The entries that follow should be written out exactly.

> _ENTRIES_:
-=-=-
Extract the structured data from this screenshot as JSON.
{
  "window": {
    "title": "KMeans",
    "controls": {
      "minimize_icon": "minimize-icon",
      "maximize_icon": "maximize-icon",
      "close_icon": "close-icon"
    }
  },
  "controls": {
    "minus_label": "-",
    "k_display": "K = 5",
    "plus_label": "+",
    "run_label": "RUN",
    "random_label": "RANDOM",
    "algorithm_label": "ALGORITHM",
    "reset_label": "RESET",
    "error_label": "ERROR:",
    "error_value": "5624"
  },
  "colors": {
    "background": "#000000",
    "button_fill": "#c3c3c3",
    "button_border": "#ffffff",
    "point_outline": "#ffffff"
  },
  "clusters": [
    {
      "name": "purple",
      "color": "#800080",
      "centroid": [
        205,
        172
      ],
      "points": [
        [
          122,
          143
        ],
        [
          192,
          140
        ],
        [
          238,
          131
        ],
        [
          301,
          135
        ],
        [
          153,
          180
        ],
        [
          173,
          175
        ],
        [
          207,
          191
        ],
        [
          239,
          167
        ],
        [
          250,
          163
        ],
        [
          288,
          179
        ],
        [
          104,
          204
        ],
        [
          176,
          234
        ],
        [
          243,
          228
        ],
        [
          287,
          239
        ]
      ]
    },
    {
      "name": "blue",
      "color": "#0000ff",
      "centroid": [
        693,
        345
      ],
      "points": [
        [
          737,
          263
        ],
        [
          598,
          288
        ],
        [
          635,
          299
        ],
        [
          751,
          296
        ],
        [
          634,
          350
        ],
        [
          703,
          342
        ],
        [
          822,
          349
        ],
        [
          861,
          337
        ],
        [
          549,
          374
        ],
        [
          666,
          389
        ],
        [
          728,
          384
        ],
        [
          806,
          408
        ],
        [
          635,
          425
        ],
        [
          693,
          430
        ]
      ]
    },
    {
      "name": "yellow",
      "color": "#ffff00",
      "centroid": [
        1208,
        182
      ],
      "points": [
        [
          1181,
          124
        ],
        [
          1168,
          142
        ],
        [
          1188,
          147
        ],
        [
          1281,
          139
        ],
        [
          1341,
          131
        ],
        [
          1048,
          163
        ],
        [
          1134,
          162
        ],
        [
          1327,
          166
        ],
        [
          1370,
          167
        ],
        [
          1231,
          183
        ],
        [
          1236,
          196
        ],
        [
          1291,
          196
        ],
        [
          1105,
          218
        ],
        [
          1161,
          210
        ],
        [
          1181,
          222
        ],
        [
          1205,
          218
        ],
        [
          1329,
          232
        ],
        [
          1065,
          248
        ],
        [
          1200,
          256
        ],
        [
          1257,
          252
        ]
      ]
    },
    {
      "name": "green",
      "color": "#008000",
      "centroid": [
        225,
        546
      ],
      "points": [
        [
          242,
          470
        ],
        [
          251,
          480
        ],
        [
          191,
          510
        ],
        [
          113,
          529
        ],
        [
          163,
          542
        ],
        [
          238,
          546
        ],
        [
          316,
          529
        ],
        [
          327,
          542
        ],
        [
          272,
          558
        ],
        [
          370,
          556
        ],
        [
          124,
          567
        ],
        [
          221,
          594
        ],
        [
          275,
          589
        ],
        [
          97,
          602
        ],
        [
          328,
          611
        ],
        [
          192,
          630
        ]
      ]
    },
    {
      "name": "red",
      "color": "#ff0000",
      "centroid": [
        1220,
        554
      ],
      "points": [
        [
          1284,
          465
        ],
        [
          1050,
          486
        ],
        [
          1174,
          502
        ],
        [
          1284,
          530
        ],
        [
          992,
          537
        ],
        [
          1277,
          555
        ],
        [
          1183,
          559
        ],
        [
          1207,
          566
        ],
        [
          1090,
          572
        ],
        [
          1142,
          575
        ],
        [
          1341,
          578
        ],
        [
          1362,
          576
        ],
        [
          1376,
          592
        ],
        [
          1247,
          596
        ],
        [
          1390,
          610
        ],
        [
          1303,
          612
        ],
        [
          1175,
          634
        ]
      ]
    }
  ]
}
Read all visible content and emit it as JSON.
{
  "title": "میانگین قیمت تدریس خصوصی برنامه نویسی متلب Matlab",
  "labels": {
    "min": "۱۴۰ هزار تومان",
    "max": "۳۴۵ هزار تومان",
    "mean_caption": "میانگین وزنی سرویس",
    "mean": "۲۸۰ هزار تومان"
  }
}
-=-=-
> _EXERCISE SOLUTION_:
Extract the structured data from this screenshot as JSON.
{
  "window": {
    "title": "KMeans",
    "controls": {
      "minimize_icon": "minimize-icon",
      "maximize_icon": "maximize-icon",
      "close_icon": "close-icon"
    }
  },
  "controls": {
    "minus_label": "-",
    "k_display": "K = 5",
    "plus_label": "+",
    "run_label": "RUN",
    "random_label": "RANDOM",
    "algorithm_label": "ALGORITHM",
    "reset_label": "RESET",
    "error_label": "ERROR:",
    "error_value": "5624"
  },
  "colors": {
    "background": "#000000",
    "button_fill": "#c3c3c3",
    "button_border": "#ffffff",
    "point_outline": "#ffffff"
  },
  "clusters": [
    {
      "name": "purple",
      "color": "#800080",
      "centroid": [
        205,
        172
      ],
      "points": [
        [
          122,
          143
        ],
        [
          192,
          140
        ],
        [
          238,
          131
        ],
        [
          301,
          135
        ],
        [
          153,
          180
        ],
        [
          173,
          175
        ],
        [
          207,
          191
        ],
        [
          239,
          167
        ],
        [
          250,
          163
        ],
        [
          288,
          179
        ],
        [
          104,
          204
        ],
        [
          176,
          234
        ],
        [
          243,
          228
        ],
        [
          287,
          239
        ]
      ]
    },
    {
      "name": "blue",
      "color": "#0000ff",
      "centroid": [
        693,
        345
      ],
      "points": [
        [
          737,
          263
        ],
        [
          598,
          288
        ],
        [
          635,
          299
        ],
        [
          751,
          296
        ],
        [
          634,
          350
        ],
        [
          703,
          342
        ],
        [
          822,
          349
        ],
        [
          861,
          337
        ],
        [
          549,
          374
        ],
        [
          666,
          389
        ],
        [
          728,
          384
        ],
        [
          806,
          408
        ],
        [
          635,
          425
        ],
        [
          693,
          430
        ]
      ]
    },
    {
      "name": "yellow",
      "color": "#ffff00",
      "centroid": [
        1208,
        182
      ],
      "points": [
        [
          1181,
          124
        ],
        [
          1168,
          142
        ],
        [
          1188,
          147
        ],
        [
          1281,
          139
        ],
        [
          1341,
          131
        ],
        [
          1048,
          163
        ],
        [
          1134,
          162
        ],
        [
          1327,
          166
        ],
        [
          1370,
          167
        ],
        [
          1231,
          183
        ],
        [
          1236,
          196
        ],
        [
          1291,
          196
        ],
        [
          1105,
          218
        ],
        [
          1161,
          210
        ],
        [
          1181,
          222
        ],
        [
          1205,
          218
        ],
        [
          1329,
          232
        ],
        [
          1065,
          248
        ],
        [
          1200,
          256
        ],
        [
          1257,
          252
        ]
      ]
    },
    {
      "name": "green",
      "color": "#008000",
      "centroid": [
        225,
        546
      ],
      "points": [
        [
          242,
          470
        ],
        [
          251,
          480
        ],
        [
          191,
          510
        ],
        [
          113,
          529
        ],
        [
          163,
          542
        ],
        [
          238,
          546
        ],
        [
          316,
          529
        ],
        [
          327,
          542
        ],
        [
          272,
          558
        ],
        [
          370,
          556
        ],
        [
          124,
          567
        ],
        [
          221,
          594
        ],
        [
          275,
          589
        ],
        [
          97,
          602
        ],
        [
          328,
          611
        ],
        [
          192,
          630
        ]
      ]
    },
    {
      "name": "red",
      "color": "#ff0000",
      "centroid": [
        1220,
        554
      ],
      "points": [
        [
          1284,
          465
        ],
        [
          1050,
          486
        ],
        [
          1174,
          502
        ],
        [
          1284,
          530
        ],
        [
          992,
          537
        ],
        [
          1277,
          555
        ],
        [
          1183,
          559
        ],
        [
          1207,
          566
        ],
        [
          1090,
          572
        ],
        [
          1142,
          575
        ],
        [
          1341,
          578
        ],
        [
          1362,
          576
        ],
        [
          1376,
          592
        ],
        [
          1247,
          596
        ],
        [
          1390,
          610
        ],
        [
          1303,
          612
        ],
        [
          1175,
          634
        ]
      ]
    }
  ]
}
Read all visible content and emit it as JSON.
{
  "title": "میانگین قیمت تدریس خصوصی برنامه نویسی متلب Matlab",
  "labels": {
    "min": "۱۴۰ هزار تومان",
    "max": "۳۴۵ هزار تومان",
    "mean_caption": "میانگین وزنی سرویس",
    "mean": "۲۸۰ هزار تومان"
  }
}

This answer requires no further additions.